* START Provided records *
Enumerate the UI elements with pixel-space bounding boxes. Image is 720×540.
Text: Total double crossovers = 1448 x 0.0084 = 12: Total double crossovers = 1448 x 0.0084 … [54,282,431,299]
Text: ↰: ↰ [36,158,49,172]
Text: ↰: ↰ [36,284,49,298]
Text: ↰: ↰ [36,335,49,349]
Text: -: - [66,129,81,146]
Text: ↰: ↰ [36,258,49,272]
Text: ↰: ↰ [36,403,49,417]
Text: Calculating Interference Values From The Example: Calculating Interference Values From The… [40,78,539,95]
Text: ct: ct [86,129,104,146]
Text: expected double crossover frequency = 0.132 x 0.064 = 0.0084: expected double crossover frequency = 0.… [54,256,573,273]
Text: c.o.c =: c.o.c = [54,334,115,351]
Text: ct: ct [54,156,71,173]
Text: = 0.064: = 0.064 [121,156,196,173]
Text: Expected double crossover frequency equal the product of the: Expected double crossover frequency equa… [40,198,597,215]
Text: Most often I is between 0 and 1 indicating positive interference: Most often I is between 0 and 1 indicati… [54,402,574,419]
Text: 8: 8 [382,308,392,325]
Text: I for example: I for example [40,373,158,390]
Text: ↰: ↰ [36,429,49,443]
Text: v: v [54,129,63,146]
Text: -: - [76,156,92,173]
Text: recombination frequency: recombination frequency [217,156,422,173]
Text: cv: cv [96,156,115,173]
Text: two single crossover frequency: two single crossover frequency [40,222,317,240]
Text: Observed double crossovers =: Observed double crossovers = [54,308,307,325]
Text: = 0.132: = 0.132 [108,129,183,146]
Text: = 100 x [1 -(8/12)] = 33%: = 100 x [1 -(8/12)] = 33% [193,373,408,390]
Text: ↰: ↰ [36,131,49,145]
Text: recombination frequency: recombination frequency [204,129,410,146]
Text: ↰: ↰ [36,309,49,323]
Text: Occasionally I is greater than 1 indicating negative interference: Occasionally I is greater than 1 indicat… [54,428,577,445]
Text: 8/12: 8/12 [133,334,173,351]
* END Provided records *
__Problem description__:
Please write out the material above again, substituting "recombination rate" for every occurrence of "recombination frequency" and leaving everything else unchanged.

__Response to the exercise__:
Enumerate the UI elements with pixel-space bounding boxes. Image is 720×540.
Text: Total double crossovers = 1448 x 0.0084 = 12: Total double crossovers = 1448 x 0.0084 … [54,282,431,299]
Text: ↰: ↰ [36,158,49,172]
Text: ↰: ↰ [36,284,49,298]
Text: ↰: ↰ [36,335,49,349]
Text: -: - [66,129,81,146]
Text: ↰: ↰ [36,258,49,272]
Text: ↰: ↰ [36,403,49,417]
Text: Calculating Interference Values From The Example: Calculating Interference Values From The… [40,78,539,95]
Text: ct: ct [86,129,104,146]
Text: expected double crossover frequency = 0.132 x 0.064 = 0.0084: expected double crossover frequency = 0.… [54,256,573,273]
Text: c.o.c =: c.o.c = [54,334,115,351]
Text: ct: ct [54,156,71,173]
Text: = 0.064: = 0.064 [121,156,196,173]
Text: Expected double crossover frequency equal the product of the: Expected double crossover frequency equa… [40,198,597,215]
Text: Most often I is between 0 and 1 indicating positive interference: Most often I is between 0 and 1 indicati… [54,402,574,419]
Text: 8: 8 [382,308,392,325]
Text: I for example: I for example [40,373,158,390]
Text: ↰: ↰ [36,429,49,443]
Text: v: v [54,129,63,146]
Text: -: - [76,156,92,173]
Text: recombination rate: recombination rate [217,156,422,173]
Text: cv: cv [96,156,115,173]
Text: two single crossover frequency: two single crossover frequency [40,222,317,240]
Text: Observed double crossovers =: Observed double crossovers = [54,308,307,325]
Text: = 0.132: = 0.132 [108,129,183,146]
Text: = 100 x [1 -(8/12)] = 33%: = 100 x [1 -(8/12)] = 33% [193,373,408,390]
Text: ↰: ↰ [36,131,49,145]
Text: recombination rate: recombination rate [204,129,410,146]
Text: ↰: ↰ [36,309,49,323]
Text: Occasionally I is greater than 1 indicating negative interference: Occasionally I is greater than 1 indicat… [54,428,577,445]
Text: 8/12: 8/12 [133,334,173,351]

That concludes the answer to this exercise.